▸ Exercise aim: Quote each record exactly, please, leaving none out.

## begin Supplied data

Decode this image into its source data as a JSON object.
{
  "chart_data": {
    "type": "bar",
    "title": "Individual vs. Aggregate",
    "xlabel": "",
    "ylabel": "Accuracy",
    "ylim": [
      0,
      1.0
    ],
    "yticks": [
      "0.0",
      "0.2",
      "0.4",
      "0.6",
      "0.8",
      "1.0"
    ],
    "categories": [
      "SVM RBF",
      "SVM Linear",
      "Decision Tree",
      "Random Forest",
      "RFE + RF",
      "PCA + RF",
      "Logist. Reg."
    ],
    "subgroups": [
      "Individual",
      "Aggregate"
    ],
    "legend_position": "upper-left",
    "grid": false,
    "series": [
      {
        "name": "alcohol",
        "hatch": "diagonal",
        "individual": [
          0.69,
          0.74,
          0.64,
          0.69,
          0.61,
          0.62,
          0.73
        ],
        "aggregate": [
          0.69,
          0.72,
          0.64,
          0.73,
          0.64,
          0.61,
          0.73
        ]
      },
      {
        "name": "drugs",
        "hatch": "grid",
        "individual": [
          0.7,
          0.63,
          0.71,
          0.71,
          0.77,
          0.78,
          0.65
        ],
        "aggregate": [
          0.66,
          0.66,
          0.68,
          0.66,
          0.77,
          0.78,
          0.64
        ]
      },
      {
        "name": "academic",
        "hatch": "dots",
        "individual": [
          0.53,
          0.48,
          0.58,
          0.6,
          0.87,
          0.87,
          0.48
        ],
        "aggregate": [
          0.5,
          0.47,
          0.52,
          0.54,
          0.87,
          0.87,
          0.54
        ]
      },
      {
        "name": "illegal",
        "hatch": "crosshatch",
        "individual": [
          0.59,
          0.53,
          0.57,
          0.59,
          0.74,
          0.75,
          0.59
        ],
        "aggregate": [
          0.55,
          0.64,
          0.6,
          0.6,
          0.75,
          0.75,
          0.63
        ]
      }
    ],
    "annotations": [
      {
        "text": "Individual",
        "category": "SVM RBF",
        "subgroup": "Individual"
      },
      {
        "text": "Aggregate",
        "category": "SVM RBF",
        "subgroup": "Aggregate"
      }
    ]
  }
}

## end Supplied data

▸ Answer:
Decode this image into its source data as a JSON object.
{
  "chart_data": {
    "type": "bar",
    "title": "Individual vs. Aggregate",
    "xlabel": "",
    "ylabel": "Accuracy",
    "ylim": [
      0,
      1.0
    ],
    "yticks": [
      "0.0",
      "0.2",
      "0.4",
      "0.6",
      "0.8",
      "1.0"
    ],
    "categories": [
      "SVM RBF",
      "SVM Linear",
      "Decision Tree",
      "Random Forest",
      "RFE + RF",
      "PCA + RF",
      "Logist. Reg."
    ],
    "subgroups": [
      "Individual",
      "Aggregate"
    ],
    "legend_position": "upper-left",
    "grid": false,
    "series": [
      {
        "name": "alcohol",
        "hatch": "diagonal",
        "individual": [
          0.69,
          0.74,
          0.64,
          0.69,
          0.61,
          0.62,
          0.73
        ],
        "aggregate": [
          0.69,
          0.72,
          0.64,
          0.73,
          0.64,
          0.61,
          0.73
        ]
      },
      {
        "name": "drugs",
        "hatch": "grid",
        "individual": [
          0.7,
          0.63,
          0.71,
          0.71,
          0.77,
          0.78,
          0.65
        ],
        "aggregate": [
          0.66,
          0.66,
          0.68,
          0.66,
          0.77,
          0.78,
          0.64
        ]
      },
      {
        "name": "academic",
        "hatch": "dots",
        "individual": [
          0.53,
          0.48,
          0.58,
          0.6,
          0.87,
          0.87,
          0.48
        ],
        "aggregate": [
          0.5,
          0.47,
          0.52,
          0.54,
          0.87,
          0.87,
          0.54
        ]
      },
      {
        "name": "illegal",
        "hatch": "crosshatch",
        "individual": [
          0.59,
          0.53,
          0.57,
          0.59,
          0.74,
          0.75,
          0.59
        ],
        "aggregate": [
          0.55,
          0.64,
          0.6,
          0.6,
          0.75,
          0.75,
          0.63
        ]
      }
    ],
    "annotations": [
      {
        "text": "Individual",
        "category": "SVM RBF",
        "subgroup": "Individual"
      },
      {
        "text": "Aggregate",
        "category": "SVM RBF",
        "subgroup": "Aggregate"
      }
    ]
  }
}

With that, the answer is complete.